## Listing:
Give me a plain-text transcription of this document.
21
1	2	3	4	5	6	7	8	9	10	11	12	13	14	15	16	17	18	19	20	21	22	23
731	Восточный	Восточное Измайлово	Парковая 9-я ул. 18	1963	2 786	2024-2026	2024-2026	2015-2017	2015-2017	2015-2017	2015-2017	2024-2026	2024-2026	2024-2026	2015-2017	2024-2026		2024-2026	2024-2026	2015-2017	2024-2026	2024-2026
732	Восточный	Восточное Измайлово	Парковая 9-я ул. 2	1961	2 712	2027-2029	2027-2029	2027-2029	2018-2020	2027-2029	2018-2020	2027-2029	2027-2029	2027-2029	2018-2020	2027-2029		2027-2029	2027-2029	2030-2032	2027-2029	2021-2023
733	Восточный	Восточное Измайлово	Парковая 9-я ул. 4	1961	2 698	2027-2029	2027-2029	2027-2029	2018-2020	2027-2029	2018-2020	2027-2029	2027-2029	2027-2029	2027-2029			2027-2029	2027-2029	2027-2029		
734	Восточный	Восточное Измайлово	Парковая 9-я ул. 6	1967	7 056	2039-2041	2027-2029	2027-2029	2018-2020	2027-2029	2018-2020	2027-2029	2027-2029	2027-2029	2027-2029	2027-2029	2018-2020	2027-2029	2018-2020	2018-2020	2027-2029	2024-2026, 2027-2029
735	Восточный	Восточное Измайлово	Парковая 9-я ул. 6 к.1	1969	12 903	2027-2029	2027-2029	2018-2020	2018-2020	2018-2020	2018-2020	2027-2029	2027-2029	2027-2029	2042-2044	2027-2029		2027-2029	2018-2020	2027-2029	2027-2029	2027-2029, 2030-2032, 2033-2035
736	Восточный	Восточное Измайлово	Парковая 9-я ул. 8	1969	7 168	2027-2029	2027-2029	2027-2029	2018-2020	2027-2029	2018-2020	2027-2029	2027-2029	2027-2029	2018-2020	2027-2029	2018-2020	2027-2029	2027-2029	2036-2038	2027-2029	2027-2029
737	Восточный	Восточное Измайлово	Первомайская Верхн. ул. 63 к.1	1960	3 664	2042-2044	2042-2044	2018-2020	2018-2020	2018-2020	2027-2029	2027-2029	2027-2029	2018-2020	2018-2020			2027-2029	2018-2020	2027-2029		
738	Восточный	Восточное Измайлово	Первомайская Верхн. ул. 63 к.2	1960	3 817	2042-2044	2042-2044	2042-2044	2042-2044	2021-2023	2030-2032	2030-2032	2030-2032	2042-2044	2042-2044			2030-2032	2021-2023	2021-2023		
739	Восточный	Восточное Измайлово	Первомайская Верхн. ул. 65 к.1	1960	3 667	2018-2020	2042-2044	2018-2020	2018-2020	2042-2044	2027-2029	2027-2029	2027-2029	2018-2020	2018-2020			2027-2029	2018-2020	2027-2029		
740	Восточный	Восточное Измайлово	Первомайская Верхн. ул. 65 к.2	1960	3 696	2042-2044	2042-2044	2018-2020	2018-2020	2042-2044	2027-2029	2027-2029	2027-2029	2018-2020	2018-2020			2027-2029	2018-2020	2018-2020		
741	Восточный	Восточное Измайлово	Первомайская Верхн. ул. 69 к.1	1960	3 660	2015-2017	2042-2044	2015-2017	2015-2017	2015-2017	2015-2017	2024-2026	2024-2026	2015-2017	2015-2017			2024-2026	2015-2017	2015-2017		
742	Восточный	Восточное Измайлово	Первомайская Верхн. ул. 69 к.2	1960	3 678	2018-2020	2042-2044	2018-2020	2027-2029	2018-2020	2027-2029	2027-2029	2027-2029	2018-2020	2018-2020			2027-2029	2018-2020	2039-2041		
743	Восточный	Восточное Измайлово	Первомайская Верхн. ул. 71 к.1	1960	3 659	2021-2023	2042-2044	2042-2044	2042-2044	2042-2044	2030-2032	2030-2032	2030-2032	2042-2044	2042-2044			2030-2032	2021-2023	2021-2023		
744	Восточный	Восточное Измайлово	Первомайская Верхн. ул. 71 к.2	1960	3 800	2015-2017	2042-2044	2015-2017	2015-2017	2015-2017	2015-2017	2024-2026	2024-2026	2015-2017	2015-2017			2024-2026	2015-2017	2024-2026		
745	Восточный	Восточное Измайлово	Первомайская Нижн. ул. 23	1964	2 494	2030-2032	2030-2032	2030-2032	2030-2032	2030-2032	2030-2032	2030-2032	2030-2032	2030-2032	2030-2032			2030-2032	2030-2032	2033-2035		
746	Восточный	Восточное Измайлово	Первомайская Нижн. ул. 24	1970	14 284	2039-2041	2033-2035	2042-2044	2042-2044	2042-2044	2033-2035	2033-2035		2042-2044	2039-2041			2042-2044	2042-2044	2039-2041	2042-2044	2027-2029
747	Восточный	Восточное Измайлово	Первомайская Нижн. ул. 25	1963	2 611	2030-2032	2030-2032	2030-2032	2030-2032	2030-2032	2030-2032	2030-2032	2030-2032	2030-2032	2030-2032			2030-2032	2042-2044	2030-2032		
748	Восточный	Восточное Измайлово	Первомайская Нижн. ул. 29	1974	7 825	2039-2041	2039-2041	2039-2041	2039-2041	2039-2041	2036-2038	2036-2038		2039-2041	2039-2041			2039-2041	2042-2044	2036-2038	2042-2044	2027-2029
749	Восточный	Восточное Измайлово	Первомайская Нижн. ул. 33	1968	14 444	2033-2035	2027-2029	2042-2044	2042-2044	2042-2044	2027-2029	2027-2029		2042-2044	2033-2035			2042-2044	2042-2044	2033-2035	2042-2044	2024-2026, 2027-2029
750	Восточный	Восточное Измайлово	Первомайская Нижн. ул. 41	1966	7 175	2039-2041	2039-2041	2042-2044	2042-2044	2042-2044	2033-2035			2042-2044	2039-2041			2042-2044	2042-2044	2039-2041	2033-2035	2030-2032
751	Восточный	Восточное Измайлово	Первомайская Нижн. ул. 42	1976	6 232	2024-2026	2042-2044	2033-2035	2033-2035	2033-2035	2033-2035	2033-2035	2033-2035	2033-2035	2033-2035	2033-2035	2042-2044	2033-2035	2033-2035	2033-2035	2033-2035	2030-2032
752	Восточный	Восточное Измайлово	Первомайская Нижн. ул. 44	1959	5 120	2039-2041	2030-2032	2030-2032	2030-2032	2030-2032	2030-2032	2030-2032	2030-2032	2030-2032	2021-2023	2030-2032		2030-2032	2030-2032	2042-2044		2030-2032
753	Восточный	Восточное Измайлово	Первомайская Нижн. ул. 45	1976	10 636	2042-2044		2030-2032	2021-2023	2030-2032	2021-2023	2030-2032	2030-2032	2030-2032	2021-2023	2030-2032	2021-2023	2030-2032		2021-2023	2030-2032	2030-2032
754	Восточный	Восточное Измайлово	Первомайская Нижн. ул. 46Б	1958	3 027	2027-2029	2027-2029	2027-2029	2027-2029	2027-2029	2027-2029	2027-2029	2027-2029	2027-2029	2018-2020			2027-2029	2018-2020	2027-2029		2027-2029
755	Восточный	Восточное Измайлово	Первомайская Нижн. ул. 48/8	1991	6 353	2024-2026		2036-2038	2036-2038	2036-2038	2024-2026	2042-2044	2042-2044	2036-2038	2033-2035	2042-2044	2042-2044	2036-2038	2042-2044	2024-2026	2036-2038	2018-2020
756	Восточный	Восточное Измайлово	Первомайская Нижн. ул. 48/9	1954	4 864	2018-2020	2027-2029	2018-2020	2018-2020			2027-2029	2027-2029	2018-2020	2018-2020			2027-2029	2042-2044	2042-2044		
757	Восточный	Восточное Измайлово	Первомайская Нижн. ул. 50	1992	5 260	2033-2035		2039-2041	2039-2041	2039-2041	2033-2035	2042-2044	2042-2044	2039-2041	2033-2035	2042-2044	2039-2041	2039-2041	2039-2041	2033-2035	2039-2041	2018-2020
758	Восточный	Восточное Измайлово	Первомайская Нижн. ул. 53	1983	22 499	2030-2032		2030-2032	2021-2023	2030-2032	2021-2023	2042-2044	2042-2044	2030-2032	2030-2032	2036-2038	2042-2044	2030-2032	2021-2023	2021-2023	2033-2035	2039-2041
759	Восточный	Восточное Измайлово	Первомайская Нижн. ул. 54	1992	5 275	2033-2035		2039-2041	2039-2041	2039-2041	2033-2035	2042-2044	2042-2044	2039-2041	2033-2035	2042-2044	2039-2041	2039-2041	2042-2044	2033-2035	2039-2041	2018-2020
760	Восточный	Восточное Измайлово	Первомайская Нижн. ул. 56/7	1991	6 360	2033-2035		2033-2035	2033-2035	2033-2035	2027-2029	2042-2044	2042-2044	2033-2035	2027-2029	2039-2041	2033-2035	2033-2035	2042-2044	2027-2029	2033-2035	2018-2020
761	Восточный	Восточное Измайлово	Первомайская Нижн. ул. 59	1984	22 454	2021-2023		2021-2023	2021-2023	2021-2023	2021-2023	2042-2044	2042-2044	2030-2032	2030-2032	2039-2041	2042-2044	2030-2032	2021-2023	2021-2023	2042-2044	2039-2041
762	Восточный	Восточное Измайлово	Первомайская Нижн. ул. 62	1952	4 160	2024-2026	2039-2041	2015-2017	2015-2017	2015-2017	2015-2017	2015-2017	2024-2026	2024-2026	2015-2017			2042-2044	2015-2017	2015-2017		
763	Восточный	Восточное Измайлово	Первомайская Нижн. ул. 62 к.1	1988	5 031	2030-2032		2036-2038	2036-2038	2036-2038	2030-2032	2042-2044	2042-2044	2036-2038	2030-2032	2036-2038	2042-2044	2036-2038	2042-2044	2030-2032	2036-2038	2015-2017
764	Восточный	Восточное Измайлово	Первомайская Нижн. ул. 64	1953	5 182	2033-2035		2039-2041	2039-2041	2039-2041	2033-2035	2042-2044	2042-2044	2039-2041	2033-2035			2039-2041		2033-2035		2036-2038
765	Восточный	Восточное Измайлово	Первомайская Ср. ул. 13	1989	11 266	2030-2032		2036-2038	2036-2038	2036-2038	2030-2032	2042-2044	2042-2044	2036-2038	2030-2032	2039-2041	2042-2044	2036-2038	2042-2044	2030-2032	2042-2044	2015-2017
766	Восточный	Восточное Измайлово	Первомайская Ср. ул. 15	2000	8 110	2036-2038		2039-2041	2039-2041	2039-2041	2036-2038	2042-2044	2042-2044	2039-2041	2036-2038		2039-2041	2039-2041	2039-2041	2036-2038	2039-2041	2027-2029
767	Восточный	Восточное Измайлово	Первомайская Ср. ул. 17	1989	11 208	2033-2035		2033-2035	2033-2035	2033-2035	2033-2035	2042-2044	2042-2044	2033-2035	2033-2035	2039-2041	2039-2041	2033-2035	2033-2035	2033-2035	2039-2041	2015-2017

## Goal:
Each line that holds the word "Верхн" should be extracted from the records.

## Finished exercise:
737	Восточный	Восточное Измайлово	Первомайская Верхн. ул. 63 к.1	1960	3 664	2042-2044	2042-2044	2018-2020	2018-2020	2018-2020	2027-2029	2027-2029	2027-2029	2018-2020	2018-2020			2027-2029	2018-2020	2027-2029		
738	Восточный	Восточное Измайлово	Первомайская Верхн. ул. 63 к.2	1960	3 817	2042-2044	2042-2044	2042-2044	2042-2044	2021-2023	2030-2032	2030-2032	2030-2032	2042-2044	2042-2044			2030-2032	2021-2023	2021-2023		
739	Восточный	Восточное Измайлово	Первомайская Верхн. ул. 65 к.1	1960	3 667	2018-2020	2042-2044	2018-2020	2018-2020	2042-2044	2027-2029	2027-2029	2027-2029	2018-2020	2018-2020			2027-2029	2018-2020	2027-2029		
740	Восточный	Восточное Измайлово	Первомайская Верхн. ул. 65 к.2	1960	3 696	2042-2044	2042-2044	2018-2020	2018-2020	2042-2044	2027-2029	2027-2029	2027-2029	2018-2020	2018-2020			2027-2029	2018-2020	2018-2020		
741	Восточный	Восточное Измайлово	Первомайская Верхн. ул. 69 к.1	1960	3 660	2015-2017	2042-2044	2015-2017	2015-2017	2015-2017	2015-2017	2024-2026	2024-2026	2015-2017	2015-2017			2024-2026	2015-2017	2015-2017		
742	Восточный	Восточное Измайлово	Первомайская Верхн. ул. 69 к.2	1960	3 678	2018-2020	2042-2044	2018-2020	2027-2029	2018-2020	2027-2029	2027-2029	2027-2029	2018-2020	2018-2020			2027-2029	2018-2020	2039-2041		
743	Восточный	Восточное Измайлово	Первомайская Верхн. ул. 71 к.1	1960	3 659	2021-2023	2042-2044	2042-2044	2042-2044	2042-2044	2030-2032	2030-2032	2030-2032	2042-2044	2042-2044			2030-2032	2021-2023	2021-2023		
744	Восточный	Восточное Измайлово	Первомайская Верхн. ул. 71 к.2	1960	3 800	2015-2017	2042-2044	2015-2017	2015-2017	2015-2017	2015-2017	2024-2026	2024-2026	2015-2017	2015-2017			2024-2026	2015-2017	2024-2026		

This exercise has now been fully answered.